▸ **DATA SHOWN**:
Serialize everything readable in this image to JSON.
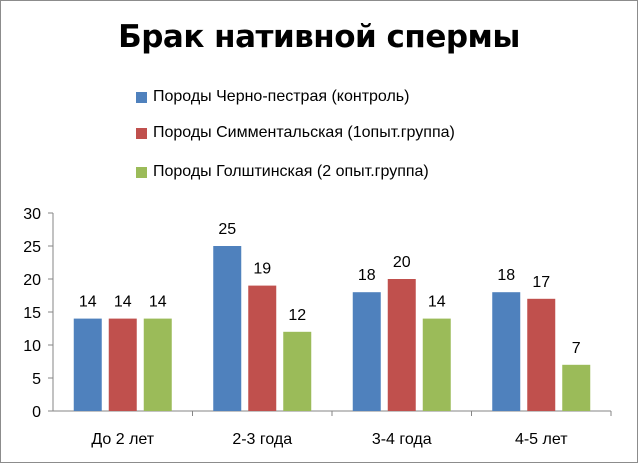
{
  "chart_data": {
    "type": "bar",
    "title": "Брак нативной спермы",
    "categories": [
      "До 2 лет",
      "2-3 года",
      "3-4 года",
      "4-5 лет"
    ],
    "series": [
      {
        "name": "Породы Черно-пестрая (контроль)",
        "values": [
          14,
          25,
          18,
          18
        ],
        "color": "#4f81bd"
      },
      {
        "name": "Породы Симментальская (1опыт.группа)",
        "values": [
          14,
          19,
          20,
          17
        ],
        "color": "#c0504d"
      },
      {
        "name": "Породы Голштинская (2 опыт.группа)",
        "values": [
          14,
          12,
          14,
          7
        ],
        "color": "#9bbb59"
      }
    ],
    "ylim": [
      0,
      30
    ],
    "yticks": [
      0,
      5,
      10,
      15,
      20,
      25,
      30
    ],
    "grid": false,
    "data_labels": true,
    "legend_position": "top"
  }
}
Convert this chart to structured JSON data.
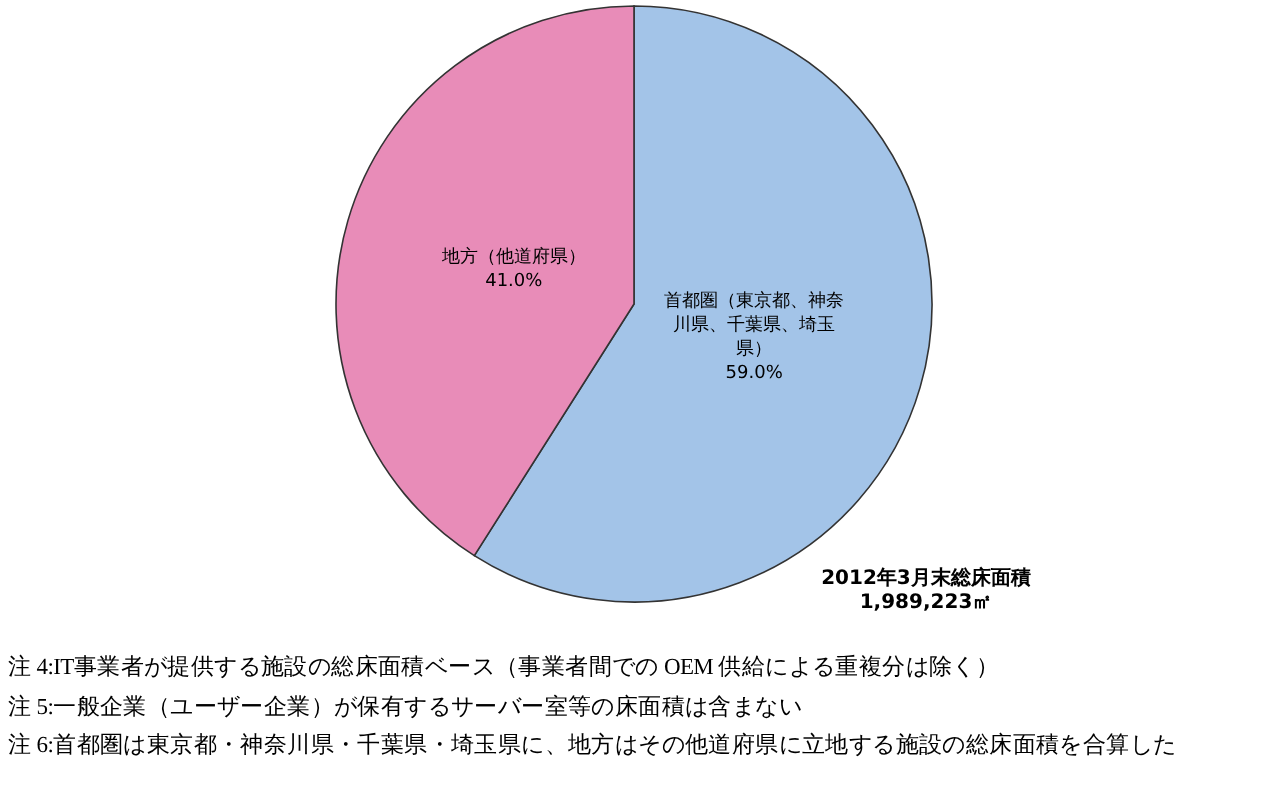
{
  "chart_data": {
    "type": "pie",
    "categories": [
      "首都圏（東京都、神奈川県、千葉県、埼玉県）",
      "地方（他道府県）"
    ],
    "values": [
      59.0,
      41.0
    ],
    "value_labels": [
      "59.0%",
      "41.0%"
    ],
    "colors": [
      "#a3c4e8",
      "#e88cb8"
    ],
    "annotations": [
      "2012年3月末総床面積 1,989,223㎡",
      "注 4:IT事業者が提供する施設の総床面積ベース（事業者間での OEM 供給による重複分は除く）",
      "注 5:一般企業（ユーザー企業）が保有するサーバー室等の床面積は含まない",
      "注 6:首都圏は東京都・神奈川県・千葉県・埼玉県に、地方はその他道府県に立地する施設の総床面積を合算した"
    ]
  }
}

▸ **SET EXERCISE**: Reproduce the records, all of them, word for word; omit the pictures.

▸ **RESULT FOR THIS EXERCISE**:
Serialize everything readable in this image to JSON.
{
  "chart_data": {
    "type": "bar",
    "title": "Брак нативной спермы",
    "categories": [
      "До 2 лет",
      "2-3 года",
      "3-4 года",
      "4-5 лет"
    ],
    "series": [
      {
        "name": "Породы Черно-пестрая (контроль)",
        "values": [
          14,
          25,
          18,
          18
        ],
        "color": "#4f81bd"
      },
      {
        "name": "Породы Симментальская (1опыт.группа)",
        "values": [
          14,
          19,
          20,
          17
        ],
        "color": "#c0504d"
      },
      {
        "name": "Породы Голштинская (2 опыт.группа)",
        "values": [
          14,
          12,
          14,
          7
        ],
        "color": "#9bbb59"
      }
    ],
    "ylim": [
      0,
      30
    ],
    "yticks": [
      0,
      5,
      10,
      15,
      20,
      25,
      30
    ],
    "grid": false,
    "data_labels": true,
    "legend_position": "top"
  }
}
Convert this chart to structured JSON data.
{
  "chart_data": {
    "type": "pie",
    "categories": [
      "首都圏（東京都、神奈川県、千葉県、埼玉県）",
      "地方（他道府県）"
    ],
    "values": [
      59.0,
      41.0
    ],
    "value_labels": [
      "59.0%",
      "41.0%"
    ],
    "colors": [
      "#a3c4e8",
      "#e88cb8"
    ],
    "annotations": [
      "2012年3月末総床面積 1,989,223㎡",
      "注 4:IT事業者が提供する施設の総床面積ベース（事業者間での OEM 供給による重複分は除く）",
      "注 5:一般企業（ユーザー企業）が保有するサーバー室等の床面積は含まない",
      "注 6:首都圏は東京都・神奈川県・千葉県・埼玉県に、地方はその他道府県に立地する施設の総床面積を合算した"
    ]
  }
}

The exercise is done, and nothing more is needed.